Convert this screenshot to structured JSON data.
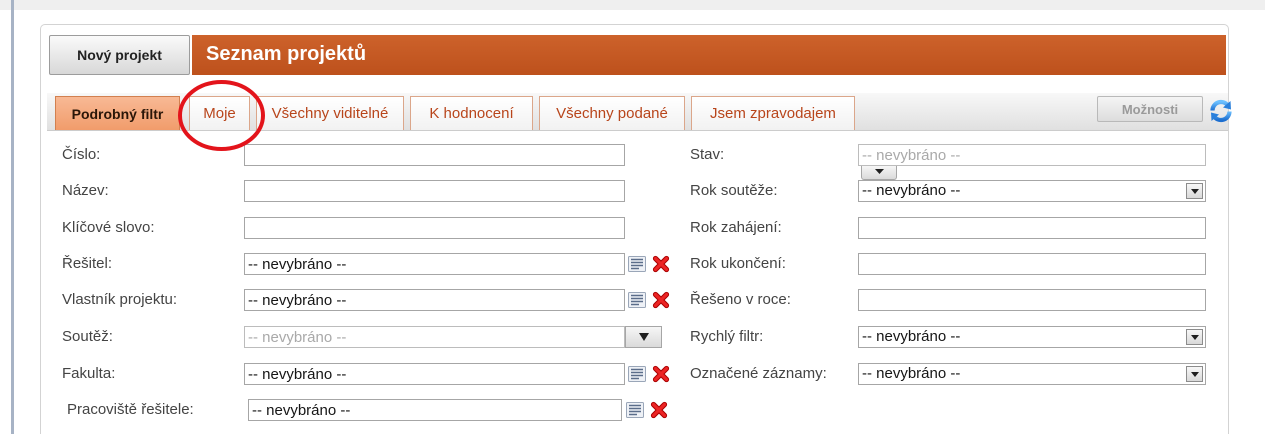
{
  "header": {
    "new_project_label": "Nový projekt",
    "title": "Seznam projektů"
  },
  "tabs": [
    {
      "label": "Podrobný filtr",
      "active": true
    },
    {
      "label": "Moje",
      "active": false
    },
    {
      "label": "Všechny viditelné",
      "active": false
    },
    {
      "label": "K hodnocení",
      "active": false
    },
    {
      "label": "Všechny podané",
      "active": false
    },
    {
      "label": "Jsem zpravodajem",
      "active": false
    }
  ],
  "toolbar": {
    "options_label": "Možnosti",
    "options_enabled": false
  },
  "filters": {
    "left": [
      {
        "label": "Číslo:",
        "value": ""
      },
      {
        "label": "Název:",
        "value": ""
      },
      {
        "label": "Klíčové slovo:",
        "value": ""
      },
      {
        "label": "Řešitel:",
        "value": "-- nevybráno --"
      },
      {
        "label": "Vlastník projektu:",
        "value": "-- nevybráno --"
      },
      {
        "label": "Soutěž:",
        "value": "-- nevybráno --",
        "disabled": true
      },
      {
        "label": "Fakulta:",
        "value": "-- nevybráno --"
      },
      {
        "label": "Pracoviště řešitele:",
        "value": "-- nevybráno --"
      }
    ],
    "right": [
      {
        "label": "Stav:",
        "value": "-- nevybráno --",
        "disabled": true
      },
      {
        "label": "Rok soutěže:",
        "value": "-- nevybráno --"
      },
      {
        "label": "Rok zahájení:",
        "value": ""
      },
      {
        "label": "Rok ukončení:",
        "value": ""
      },
      {
        "label": "Řešeno v roce:",
        "value": ""
      },
      {
        "label": "Rychlý filtr:",
        "value": "-- nevybráno --"
      },
      {
        "label": "Označené záznamy:",
        "value": "-- nevybráno --"
      }
    ]
  },
  "icons": {
    "lookup": "list-icon",
    "clear": "clear-icon",
    "dropdown": "chevron-down-icon",
    "refresh": "refresh-icon"
  },
  "colors": {
    "header_bar": "#c65a22",
    "active_tab": "#f4a77a",
    "tab_text": "#b8451b",
    "clear_icon": "#e32222",
    "annotation_circle": "#e3141b"
  }
}
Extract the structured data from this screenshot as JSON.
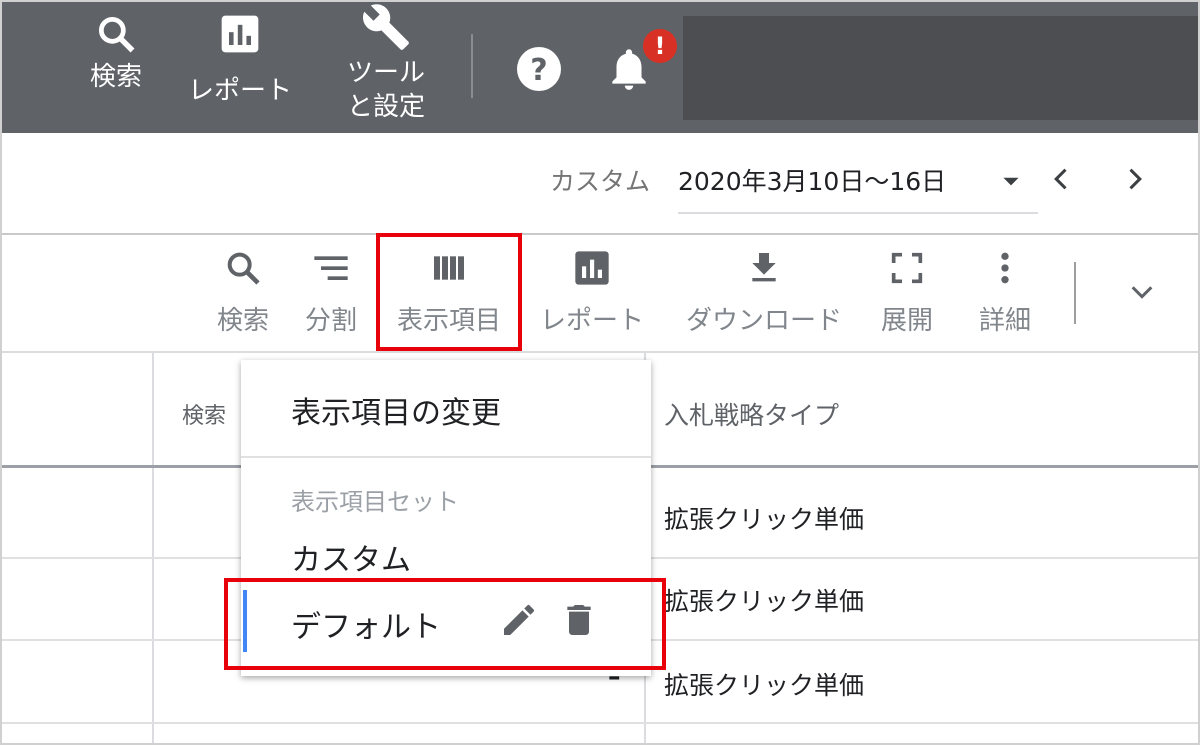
{
  "topbar": {
    "search_label": "検索",
    "reports_label": "レポート",
    "tools_label_line1": "ツール",
    "tools_label_line2": "と設定",
    "notification_badge": "!"
  },
  "date_range": {
    "label": "カスタム",
    "value": "2020年3月10日～16日"
  },
  "toolbar": {
    "search": "検索",
    "segment": "分割",
    "columns": "表示項目",
    "reports": "レポート",
    "download": "ダウンロード",
    "expand": "展開",
    "more": "詳細"
  },
  "table": {
    "header_partial": "検索",
    "header_bid_strategy": "入札戦略タイプ",
    "rows": [
      {
        "bid_strategy": "拡張クリック単価",
        "value": ""
      },
      {
        "bid_strategy": "拡張クリック単価",
        "value": ""
      },
      {
        "bid_strategy": "拡張クリック単価",
        "value": "–"
      }
    ]
  },
  "dropdown": {
    "title": "表示項目の変更",
    "section_label": "表示項目セット",
    "items": [
      "カスタム",
      "デフォルト"
    ]
  },
  "colors": {
    "topbar_bg": "#5f6368",
    "highlight_red": "#e8000b",
    "active_blue": "#4285f4",
    "badge_red": "#d93025"
  }
}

→ Required task
Scan the material above. Copy each line that holds the word "dropdown".

→ Result
    "dropdown": "chevron-down-icon",
  "dropdown": {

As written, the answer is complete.